Dataset excerpt
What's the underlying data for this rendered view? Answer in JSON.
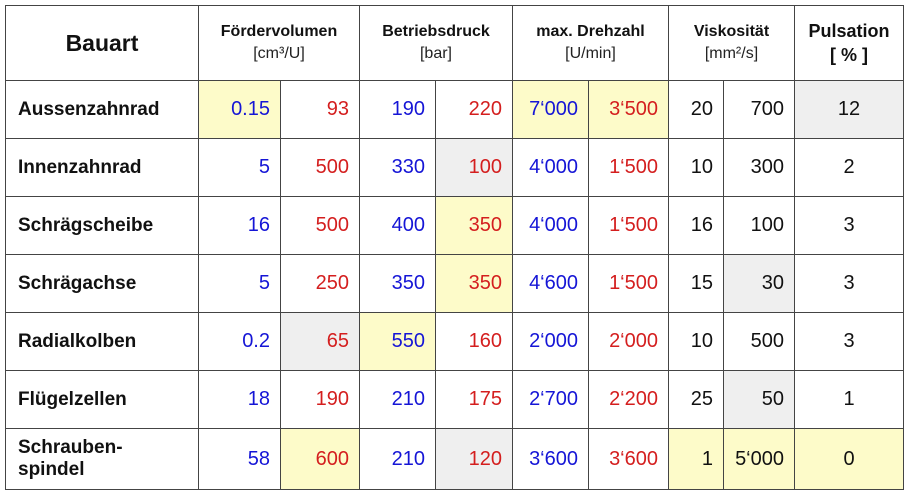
{
  "colors": {
    "blue": "#1515d6",
    "red": "#d41e1e",
    "yellow_highlight": "#fdfbc9",
    "gray_highlight": "#efefef"
  },
  "headers": {
    "bauart": "Bauart",
    "foerdervolumen": {
      "label": "Fördervolumen",
      "unit": "[cm³/U]"
    },
    "betriebsdruck": {
      "label": "Betriebsdruck",
      "unit": "[bar]"
    },
    "drehzahl": {
      "label": "max. Drehzahl",
      "unit": "[U/min]"
    },
    "viskositaet": {
      "label": "Viskosität",
      "unit": "[mm²/s]"
    },
    "pulsation": {
      "label": "Pulsation",
      "unit": "[ % ]"
    }
  },
  "rows": [
    {
      "name": "Aussenzahnrad",
      "fv_min": "0.15",
      "fv_max": "93",
      "p_min": "190",
      "p_max": "220",
      "n_min": "7‘000",
      "n_max": "3‘500",
      "v_min": "20",
      "v_max": "700",
      "puls": "12"
    },
    {
      "name": "Innenzahnrad",
      "fv_min": "5",
      "fv_max": "500",
      "p_min": "330",
      "p_max": "100",
      "n_min": "4‘000",
      "n_max": "1‘500",
      "v_min": "10",
      "v_max": "300",
      "puls": "2"
    },
    {
      "name": "Schrägscheibe",
      "fv_min": "16",
      "fv_max": "500",
      "p_min": "400",
      "p_max": "350",
      "n_min": "4‘000",
      "n_max": "1‘500",
      "v_min": "16",
      "v_max": "100",
      "puls": "3"
    },
    {
      "name": "Schrägachse",
      "fv_min": "5",
      "fv_max": "250",
      "p_min": "350",
      "p_max": "350",
      "n_min": "4‘600",
      "n_max": "1‘500",
      "v_min": "15",
      "v_max": "30",
      "puls": "3"
    },
    {
      "name": "Radialkolben",
      "fv_min": "0.2",
      "fv_max": "65",
      "p_min": "550",
      "p_max": "160",
      "n_min": "2‘000",
      "n_max": "2‘000",
      "v_min": "10",
      "v_max": "500",
      "puls": "3"
    },
    {
      "name": "Flügelzellen",
      "fv_min": "18",
      "fv_max": "190",
      "p_min": "210",
      "p_max": "175",
      "n_min": "2‘700",
      "n_max": "2‘200",
      "v_min": "25",
      "v_max": "50",
      "puls": "1"
    },
    {
      "name_line1": "Schrauben-",
      "name_line2": "spindel",
      "fv_min": "58",
      "fv_max": "600",
      "p_min": "210",
      "p_max": "120",
      "n_min": "3‘600",
      "n_max": "3‘600",
      "v_min": "1",
      "v_max": "5‘000",
      "puls": "0"
    }
  ]
}
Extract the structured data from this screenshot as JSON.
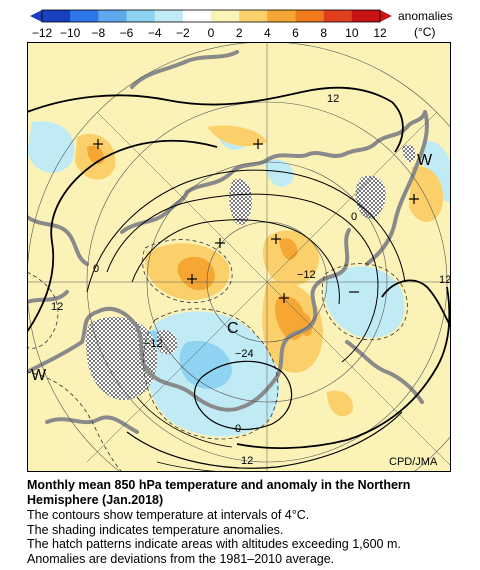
{
  "legend": {
    "label": "anomalies",
    "unit": "(°C)",
    "ticks": [
      "−12",
      "−10",
      "−8",
      "−6",
      "−4",
      "−2",
      "0",
      "2",
      "4",
      "6",
      "8",
      "10",
      "12"
    ],
    "colors": [
      "#1a3fc0",
      "#2d78e8",
      "#5fa8f0",
      "#8fd3f3",
      "#c0ebf5",
      "#fbf2b8",
      "#fbd06a",
      "#f5a633",
      "#ee7a1c",
      "#e04020",
      "#c81414"
    ]
  },
  "map": {
    "contour_labels": [
      "12",
      "0",
      "12",
      "−12",
      "−24",
      "0",
      "12",
      "−12",
      "0",
      "12"
    ],
    "center_labels": [
      "W",
      "W",
      "C"
    ],
    "credit": "CPD/JMA"
  },
  "caption": {
    "title_line1": "Monthly mean 850 hPa temperature and anomaly in the Northern",
    "title_line2": "Hemisphere (Jan.2018)",
    "lines": [
      "The contours show temperature at intervals of 4°C.",
      "The shading indicates temperature anomalies.",
      "The hatch patterns indicate areas with altitudes exceeding 1,600 m.",
      "Anomalies are deviations from the 1981–2010 average."
    ]
  }
}
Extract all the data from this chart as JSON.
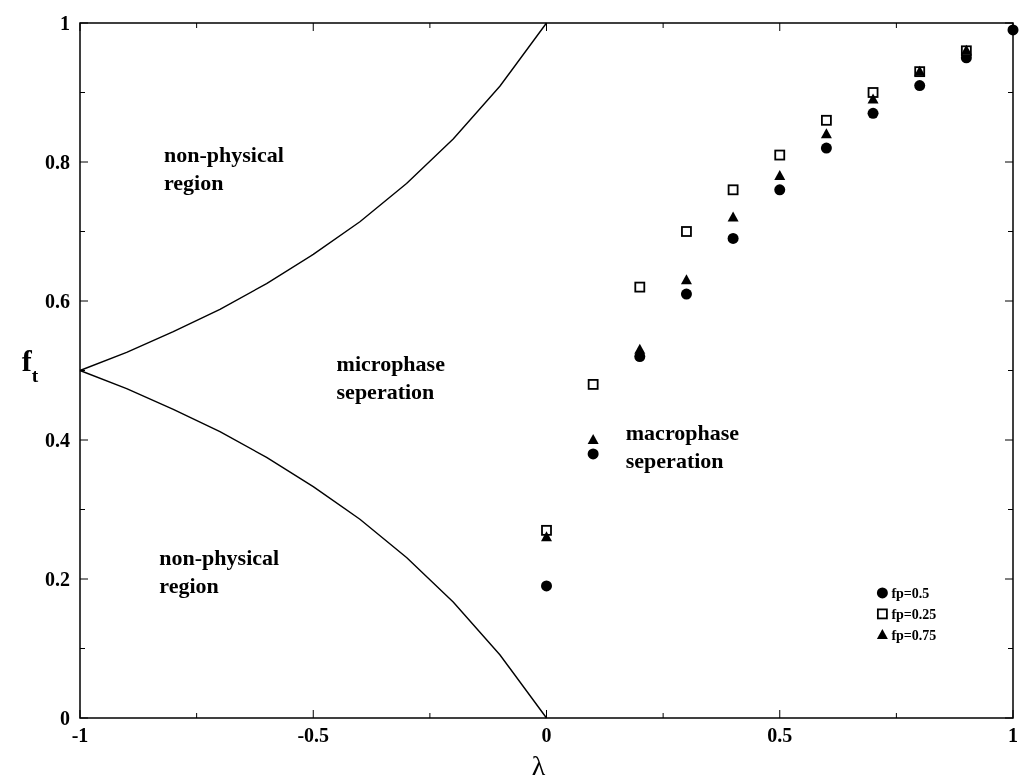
{
  "chart_data": {
    "type": "scatter",
    "xlabel": "λ",
    "ylabel": "f$_{t}$",
    "xlim": [
      -1,
      1
    ],
    "ylim": [
      0,
      1
    ],
    "xticks": [
      -1,
      {
        "value": -0.75,
        "label": null
      },
      -0.5,
      {
        "value": -0.25,
        "label": null
      },
      0,
      {
        "value": 0.25,
        "label": null
      },
      0.5,
      {
        "value": 0.75,
        "label": null
      },
      1
    ],
    "yticks": [
      0,
      {
        "value": 0.1,
        "label": null
      },
      0.2,
      {
        "value": 0.3,
        "label": null
      },
      0.4,
      {
        "value": 0.5,
        "label": null
      },
      0.6,
      {
        "value": 0.7,
        "label": null
      },
      0.8,
      {
        "value": 0.9,
        "label": null
      },
      1
    ],
    "legend": "bottom right",
    "grid": false,
    "annotations": [
      "non-physical\nregion",
      "microphase\nseperation",
      "macrophase\nseperation",
      "non-physical\nregion"
    ],
    "series": [
      {
        "name": "fp=0.5",
        "color": "#000000",
        "marker": "circle",
        "x": [
          0,
          0.1,
          0.2,
          0.3,
          0.4,
          0.5,
          0.6,
          0.7,
          0.8,
          0.9,
          1
        ],
        "values": [
          0.19,
          0.38,
          0.52,
          0.61,
          0.69,
          0.76,
          0.82,
          0.87,
          0.91,
          0.95,
          0.99
        ]
      },
      {
        "name": "fp=0.25",
        "color": "#000000",
        "marker": "square",
        "x": [
          0,
          0.1,
          0.2,
          0.3,
          0.4,
          0.5,
          0.6,
          0.7,
          0.8,
          0.9
        ],
        "values": [
          0.27,
          0.48,
          0.62,
          0.7,
          0.76,
          0.81,
          0.86,
          0.9,
          0.93,
          0.96
        ]
      },
      {
        "name": "fp=0.75",
        "color": "#000000",
        "marker": "triangle",
        "x": [
          0,
          0.1,
          0.2,
          0.3,
          0.4,
          0.5,
          0.6,
          0.7,
          0.8,
          0.9
        ],
        "values": [
          0.26,
          0.4,
          0.53,
          0.63,
          0.72,
          0.78,
          0.84,
          0.89,
          0.93,
          0.96
        ]
      },
      {
        "type": "line",
        "color": "#000000",
        "marker": "none",
        "line_style": "solid",
        "x": [
          -1,
          -0.9,
          -0.8,
          -0.7,
          -0.6,
          -0.5,
          -0.4,
          -0.3,
          -0.2,
          -0.1,
          0
        ],
        "values": [
          0.5,
          0.526,
          0.556,
          0.588,
          0.625,
          0.667,
          0.714,
          0.769,
          0.833,
          0.909,
          1
        ]
      },
      {
        "type": "line",
        "color": "#000000",
        "marker": "none",
        "line_style": "solid",
        "x": [
          -1,
          -0.9,
          -0.8,
          -0.7,
          -0.6,
          -0.5,
          -0.4,
          -0.3,
          -0.2,
          -0.1,
          0
        ],
        "values": [
          0.5,
          0.474,
          0.444,
          0.412,
          0.375,
          0.333,
          0.286,
          0.231,
          0.167,
          0.091,
          0
        ]
      }
    ]
  }
}
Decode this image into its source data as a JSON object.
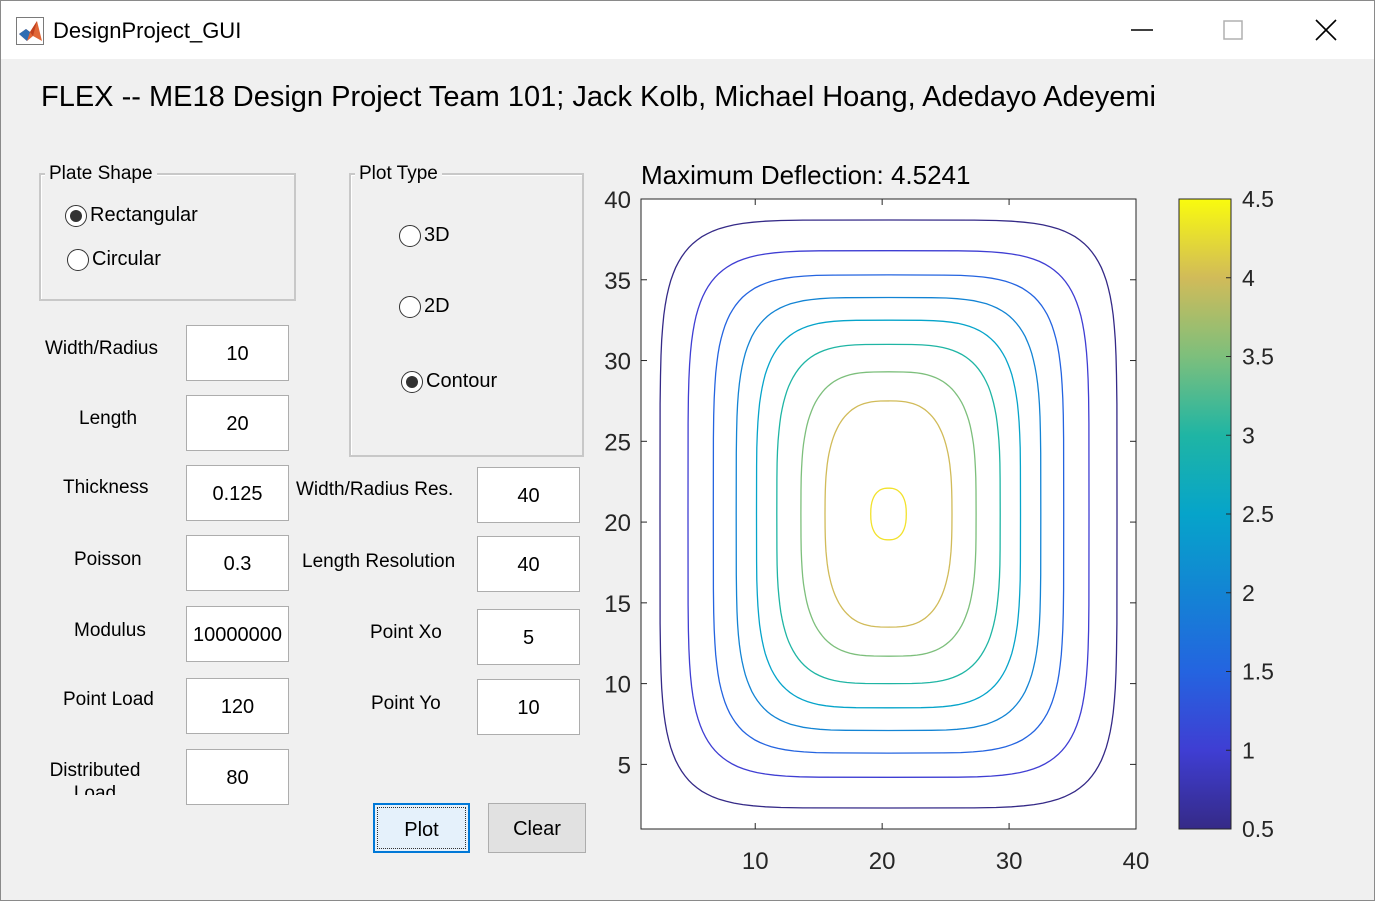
{
  "window": {
    "title": "DesignProject_GUI"
  },
  "header": {
    "title": "FLEX -- ME18 Design Project Team 101; Jack Kolb, Michael Hoang, Adedayo Adeyemi"
  },
  "plate_shape": {
    "title": "Plate Shape",
    "options": [
      {
        "label": "Rectangular",
        "selected": true
      },
      {
        "label": "Circular",
        "selected": false
      }
    ]
  },
  "plot_type": {
    "title": "Plot Type",
    "options": [
      {
        "label": "3D",
        "selected": false
      },
      {
        "label": "2D",
        "selected": false
      },
      {
        "label": "Contour",
        "selected": true
      }
    ]
  },
  "inputs": {
    "width_radius": {
      "label": "Width/Radius",
      "value": "10"
    },
    "length": {
      "label": "Length",
      "value": "20"
    },
    "thickness": {
      "label": "Thickness",
      "value": "0.125"
    },
    "poisson": {
      "label": "Poisson",
      "value": "0.3"
    },
    "modulus": {
      "label": "Modulus",
      "value": "10000000"
    },
    "point_load": {
      "label": "Point Load",
      "value": "120"
    },
    "distributed_load": {
      "label": "Distributed Load",
      "value": "80"
    },
    "width_radius_res": {
      "label": "Width/Radius Res.",
      "value": "40"
    },
    "length_resolution": {
      "label": "Length Resolution",
      "value": "40"
    },
    "point_xo": {
      "label": "Point Xo",
      "value": "5"
    },
    "point_yo": {
      "label": "Point Yo",
      "value": "10"
    }
  },
  "buttons": {
    "plot": "Plot",
    "clear": "Clear"
  },
  "chart_data": {
    "type": "contour",
    "title": "Maximum Deflection: 4.5241",
    "xlim": [
      1,
      40
    ],
    "ylim": [
      1,
      40
    ],
    "x_ticks": [
      10,
      20,
      30,
      40
    ],
    "y_ticks": [
      5,
      10,
      15,
      20,
      25,
      30,
      35,
      40
    ],
    "center": [
      20.5,
      20.5
    ],
    "levels": [
      {
        "value": 0.5,
        "half_width": 18.0,
        "half_height": 18.2,
        "color": "#352a87"
      },
      {
        "value": 1.0,
        "half_width": 15.8,
        "half_height": 16.3,
        "color": "#3f3ed3"
      },
      {
        "value": 1.5,
        "half_width": 13.8,
        "half_height": 14.8,
        "color": "#2464e0"
      },
      {
        "value": 2.0,
        "half_width": 12.0,
        "half_height": 13.4,
        "color": "#1384d4"
      },
      {
        "value": 2.5,
        "half_width": 10.4,
        "half_height": 12.0,
        "color": "#06a4ca"
      },
      {
        "value": 3.0,
        "half_width": 8.8,
        "half_height": 10.5,
        "color": "#1fb5a4"
      },
      {
        "value": 3.5,
        "half_width": 6.9,
        "half_height": 8.8,
        "color": "#7dbf7c"
      },
      {
        "value": 4.0,
        "half_width": 5.0,
        "half_height": 7.0,
        "color": "#d1bb59"
      },
      {
        "value": 4.5,
        "half_width": 1.4,
        "half_height": 1.6,
        "color": "#f2e22c"
      }
    ],
    "colorbar": {
      "range": [
        0.5,
        4.5
      ],
      "ticks": [
        0.5,
        1,
        1.5,
        2,
        2.5,
        3,
        3.5,
        4,
        4.5
      ],
      "colors": [
        "#352a87",
        "#3f3ed3",
        "#2464e0",
        "#1384d4",
        "#06a4ca",
        "#1fb5a4",
        "#7dbf7c",
        "#d1bb59",
        "#f9fb0e"
      ]
    }
  }
}
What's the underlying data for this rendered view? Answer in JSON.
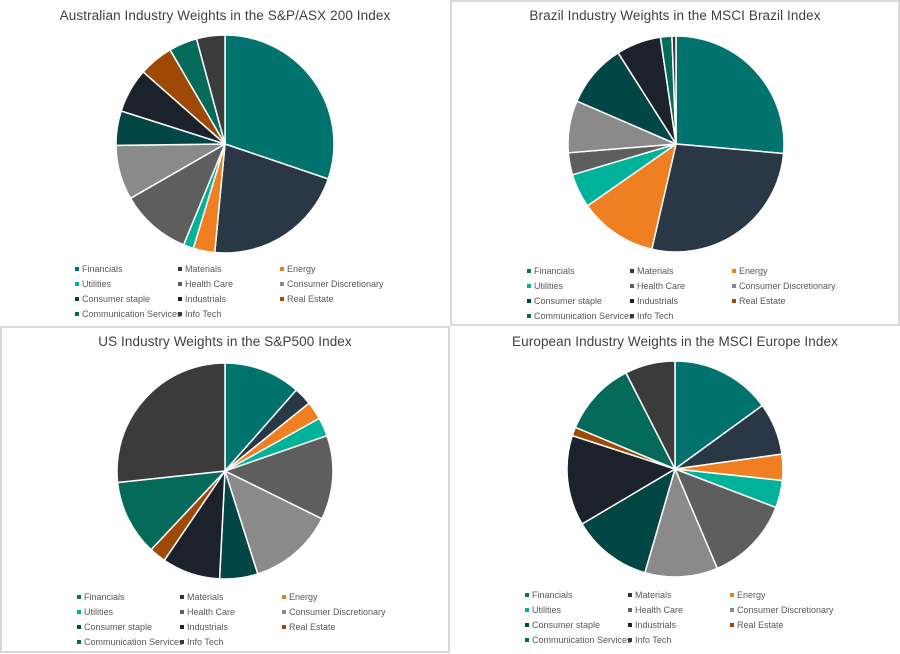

* [WHAT IS BEING ASKED] Copy down every line of the material above that includes the string "this".

* [PROBLEM SOLUTION]
What's the underlying data for this rendered view? Answer in JSON.
Extract the structured data from this screenshot as JSON.
Extract all the data from this chart as JSON.
Decode this image into its source data as a JSON object.
What's the underlying data for this rendered view? Answer in JSON.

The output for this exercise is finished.